TEXT EXTRACT:
━━━━━━━━━━━━━━━━

Tiling window managers definitely have a learning curve, but after I spent a
weekend switching to one, I can't see myself ever wanting to go back to
floating windows.

------
adrianrocamora
Even though Pentadactyl is not under active development anymore, I'm pretty
happy with Vim-Vixen. It doesn't have "caret mode" (from what I can tell) but
the switch was very smooth. There are also a lot of other options for vi-
browsing for Firefox now.

------
jason_slack
I've been using Ubuntu on an Thinkpad L460 for about 9 months now full-time.
While there is a curve and I'm always looking for new ways to solve problems.
What running Linux has done for me that I didn't expect is to make sure all my
code plays nice with other projects.

Example: I've got processes that make models out of stock data and does
backtesting. Even though I use my own custom code for a lot of things, I make
sure that in the end if someone wants to dump into numpy/pandas they can in
just 2 lines.

━━━━━━━━━━━━━━━━

MATERIAL SHOWN:
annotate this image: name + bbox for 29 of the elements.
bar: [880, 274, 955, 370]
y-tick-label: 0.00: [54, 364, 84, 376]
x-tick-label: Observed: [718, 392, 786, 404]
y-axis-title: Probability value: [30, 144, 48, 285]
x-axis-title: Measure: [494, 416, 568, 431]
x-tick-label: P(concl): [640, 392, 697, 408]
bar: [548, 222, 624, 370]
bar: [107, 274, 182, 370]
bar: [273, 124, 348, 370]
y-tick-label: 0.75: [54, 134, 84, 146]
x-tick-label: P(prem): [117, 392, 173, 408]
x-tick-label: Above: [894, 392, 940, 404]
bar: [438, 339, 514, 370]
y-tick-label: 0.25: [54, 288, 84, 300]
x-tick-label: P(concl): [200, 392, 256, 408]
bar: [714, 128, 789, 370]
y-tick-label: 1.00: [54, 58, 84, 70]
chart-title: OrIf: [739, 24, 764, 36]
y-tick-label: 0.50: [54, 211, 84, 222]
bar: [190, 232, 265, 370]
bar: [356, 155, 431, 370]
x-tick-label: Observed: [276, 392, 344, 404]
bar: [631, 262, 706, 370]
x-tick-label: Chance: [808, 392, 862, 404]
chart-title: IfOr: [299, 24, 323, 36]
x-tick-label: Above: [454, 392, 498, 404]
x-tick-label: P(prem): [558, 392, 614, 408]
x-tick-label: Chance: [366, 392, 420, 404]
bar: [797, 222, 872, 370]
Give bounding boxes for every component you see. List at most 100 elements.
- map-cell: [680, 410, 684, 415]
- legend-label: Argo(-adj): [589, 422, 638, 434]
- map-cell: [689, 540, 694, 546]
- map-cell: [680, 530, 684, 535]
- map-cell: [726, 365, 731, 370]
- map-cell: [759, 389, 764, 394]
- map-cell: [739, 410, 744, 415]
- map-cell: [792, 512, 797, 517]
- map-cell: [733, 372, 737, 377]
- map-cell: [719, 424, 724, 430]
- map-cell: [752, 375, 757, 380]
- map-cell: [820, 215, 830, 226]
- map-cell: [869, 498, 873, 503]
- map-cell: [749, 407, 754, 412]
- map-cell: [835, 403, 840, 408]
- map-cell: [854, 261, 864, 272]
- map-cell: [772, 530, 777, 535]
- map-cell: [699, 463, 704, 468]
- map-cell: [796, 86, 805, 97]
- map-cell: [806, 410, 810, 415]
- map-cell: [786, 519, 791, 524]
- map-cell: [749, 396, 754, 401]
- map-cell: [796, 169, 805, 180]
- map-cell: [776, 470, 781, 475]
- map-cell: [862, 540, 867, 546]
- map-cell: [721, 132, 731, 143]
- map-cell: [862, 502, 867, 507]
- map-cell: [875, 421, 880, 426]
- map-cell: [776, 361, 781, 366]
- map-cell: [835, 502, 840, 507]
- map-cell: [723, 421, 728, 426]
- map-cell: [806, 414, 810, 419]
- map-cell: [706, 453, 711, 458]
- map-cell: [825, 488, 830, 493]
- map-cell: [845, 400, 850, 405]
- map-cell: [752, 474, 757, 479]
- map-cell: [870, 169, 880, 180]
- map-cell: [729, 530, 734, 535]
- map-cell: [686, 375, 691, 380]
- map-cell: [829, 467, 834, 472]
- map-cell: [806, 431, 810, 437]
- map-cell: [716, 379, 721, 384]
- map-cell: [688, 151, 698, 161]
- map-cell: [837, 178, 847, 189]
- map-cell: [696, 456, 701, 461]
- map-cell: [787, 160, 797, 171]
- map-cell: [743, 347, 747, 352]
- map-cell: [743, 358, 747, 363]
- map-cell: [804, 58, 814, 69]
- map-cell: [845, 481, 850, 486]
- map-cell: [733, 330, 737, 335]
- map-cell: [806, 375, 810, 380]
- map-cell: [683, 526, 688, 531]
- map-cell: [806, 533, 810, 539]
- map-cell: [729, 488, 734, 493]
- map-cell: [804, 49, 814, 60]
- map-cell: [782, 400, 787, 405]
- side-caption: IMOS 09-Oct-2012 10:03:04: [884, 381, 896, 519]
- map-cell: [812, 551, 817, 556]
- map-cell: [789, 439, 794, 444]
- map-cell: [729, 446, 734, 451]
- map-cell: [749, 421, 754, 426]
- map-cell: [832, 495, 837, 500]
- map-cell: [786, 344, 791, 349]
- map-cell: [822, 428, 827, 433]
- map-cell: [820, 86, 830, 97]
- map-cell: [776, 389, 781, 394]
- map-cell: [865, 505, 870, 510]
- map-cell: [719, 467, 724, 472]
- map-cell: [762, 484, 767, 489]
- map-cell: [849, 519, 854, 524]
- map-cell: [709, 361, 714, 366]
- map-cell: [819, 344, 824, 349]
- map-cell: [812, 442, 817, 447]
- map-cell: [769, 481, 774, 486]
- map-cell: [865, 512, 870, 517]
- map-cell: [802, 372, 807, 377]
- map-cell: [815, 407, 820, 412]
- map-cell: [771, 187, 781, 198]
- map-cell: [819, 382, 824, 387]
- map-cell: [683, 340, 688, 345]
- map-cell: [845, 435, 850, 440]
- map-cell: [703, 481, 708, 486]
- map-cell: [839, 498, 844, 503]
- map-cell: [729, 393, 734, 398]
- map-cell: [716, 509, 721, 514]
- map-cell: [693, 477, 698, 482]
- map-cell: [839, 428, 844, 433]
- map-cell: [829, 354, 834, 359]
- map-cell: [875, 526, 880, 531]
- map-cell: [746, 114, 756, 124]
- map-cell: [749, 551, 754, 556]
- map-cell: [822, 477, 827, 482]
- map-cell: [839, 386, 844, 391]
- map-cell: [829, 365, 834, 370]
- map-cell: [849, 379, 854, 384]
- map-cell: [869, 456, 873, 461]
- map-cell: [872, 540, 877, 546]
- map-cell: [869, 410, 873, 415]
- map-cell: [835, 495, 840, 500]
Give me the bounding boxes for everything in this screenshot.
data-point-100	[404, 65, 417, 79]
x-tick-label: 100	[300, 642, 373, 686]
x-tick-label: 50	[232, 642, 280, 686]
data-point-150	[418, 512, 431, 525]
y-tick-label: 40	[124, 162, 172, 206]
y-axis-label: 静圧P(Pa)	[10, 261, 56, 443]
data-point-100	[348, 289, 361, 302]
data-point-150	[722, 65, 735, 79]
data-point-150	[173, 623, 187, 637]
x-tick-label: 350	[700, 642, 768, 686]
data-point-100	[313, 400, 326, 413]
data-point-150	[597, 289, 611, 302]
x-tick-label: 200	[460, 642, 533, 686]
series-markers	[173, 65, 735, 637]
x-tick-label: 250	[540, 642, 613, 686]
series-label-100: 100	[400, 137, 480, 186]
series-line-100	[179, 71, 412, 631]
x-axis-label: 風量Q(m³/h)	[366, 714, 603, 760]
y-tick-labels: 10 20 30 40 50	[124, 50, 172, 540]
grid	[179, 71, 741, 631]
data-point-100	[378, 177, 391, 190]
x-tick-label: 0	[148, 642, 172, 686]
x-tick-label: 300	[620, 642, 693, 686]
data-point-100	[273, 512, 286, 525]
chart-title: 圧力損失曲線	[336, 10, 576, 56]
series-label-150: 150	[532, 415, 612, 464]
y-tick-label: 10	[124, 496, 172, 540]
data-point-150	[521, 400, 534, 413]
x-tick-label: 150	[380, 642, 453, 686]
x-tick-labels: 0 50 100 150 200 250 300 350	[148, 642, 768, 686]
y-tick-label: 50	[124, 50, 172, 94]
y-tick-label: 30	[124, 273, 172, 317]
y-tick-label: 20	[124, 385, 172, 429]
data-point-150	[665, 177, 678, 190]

━━━━━━━━━━━━━━━━

TASK REQUIREMENTS:
• a. In the forum thread, what laptop does jason_slack run Ubuntu on?
• b. Reproduce from the forum thread the part that opens with the words containing "What running Linux" and closes with "just 2 lines.".
These rows were taken from a different source.

WRITTEN ANSWERS:
• a. A Thinkpad L460.

• b.
What running Linux has done for me that I didn't expect is to make sure all my
code plays nice with other projects.

Example: I've got processes that make models out of stock data and does
backtesting. Even though I use my own custom code for a lot of things, I make
sure that in the end if someone wants to dump into numpy/pandas they can in
just 2 lines.